#### Entries taken from a collection
══════════

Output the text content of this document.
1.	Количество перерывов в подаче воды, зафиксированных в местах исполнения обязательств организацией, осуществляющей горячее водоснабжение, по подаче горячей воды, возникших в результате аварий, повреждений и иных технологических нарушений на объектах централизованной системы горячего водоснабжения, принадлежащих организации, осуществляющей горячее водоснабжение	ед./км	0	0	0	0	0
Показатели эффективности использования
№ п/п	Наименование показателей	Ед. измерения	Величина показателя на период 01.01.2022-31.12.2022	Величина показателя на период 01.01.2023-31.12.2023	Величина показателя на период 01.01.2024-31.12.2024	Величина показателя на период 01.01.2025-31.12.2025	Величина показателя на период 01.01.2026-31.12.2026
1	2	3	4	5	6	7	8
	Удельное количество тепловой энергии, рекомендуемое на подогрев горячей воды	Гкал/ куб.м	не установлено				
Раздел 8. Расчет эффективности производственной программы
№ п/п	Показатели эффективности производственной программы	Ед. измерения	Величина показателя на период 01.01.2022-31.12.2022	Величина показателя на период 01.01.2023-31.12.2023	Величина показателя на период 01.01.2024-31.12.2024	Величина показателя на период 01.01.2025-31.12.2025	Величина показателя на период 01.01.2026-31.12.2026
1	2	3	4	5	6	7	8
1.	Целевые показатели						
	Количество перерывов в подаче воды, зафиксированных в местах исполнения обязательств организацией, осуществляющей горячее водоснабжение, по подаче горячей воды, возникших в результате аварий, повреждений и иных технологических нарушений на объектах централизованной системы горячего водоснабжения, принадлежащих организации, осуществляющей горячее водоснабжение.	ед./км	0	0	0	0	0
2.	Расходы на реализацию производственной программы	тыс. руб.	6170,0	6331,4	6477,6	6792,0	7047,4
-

══════════

#### Requirement
Return the lines above exactly, keeping every word.

#### Response to this task
Output the text content of this document.
1.	Количество перерывов в подаче воды, зафиксированных в местах исполнения обязательств организацией, осуществляющей горячее водоснабжение, по подаче горячей воды, возникших в результате аварий, повреждений и иных технологических нарушений на объектах централизованной системы горячего водоснабжения, принадлежащих организации, осуществляющей горячее водоснабжение	ед./км	0	0	0	0	0
Показатели эффективности использования
№ п/п	Наименование показателей	Ед. измерения	Величина показателя на период 01.01.2022-31.12.2022	Величина показателя на период 01.01.2023-31.12.2023	Величина показателя на период 01.01.2024-31.12.2024	Величина показателя на период 01.01.2025-31.12.2025	Величина показателя на период 01.01.2026-31.12.2026
1	2	3	4	5	6	7	8
	Удельное количество тепловой энергии, рекомендуемое на подогрев горячей воды	Гкал/ куб.м	не установлено				
Раздел 8. Расчет эффективности производственной программы
№ п/п	Показатели эффективности производственной программы	Ед. измерения	Величина показателя на период 01.01.2022-31.12.2022	Величина показателя на период 01.01.2023-31.12.2023	Величина показателя на период 01.01.2024-31.12.2024	Величина показателя на период 01.01.2025-31.12.2025	Величина показателя на период 01.01.2026-31.12.2026
1	2	3	4	5	6	7	8
1.	Целевые показатели						
	Количество перерывов в подаче воды, зафиксированных в местах исполнения обязательств организацией, осуществляющей горячее водоснабжение, по подаче горячей воды, возникших в результате аварий, повреждений и иных технологических нарушений на объектах централизованной системы горячего водоснабжения, принадлежащих организации, осуществляющей горячее водоснабжение.	ед./км	0	0	0	0	0
2.	Расходы на реализацию производственной программы	тыс. руб.	6170,0	6331,4	6477,6	6792,0	7047,4
-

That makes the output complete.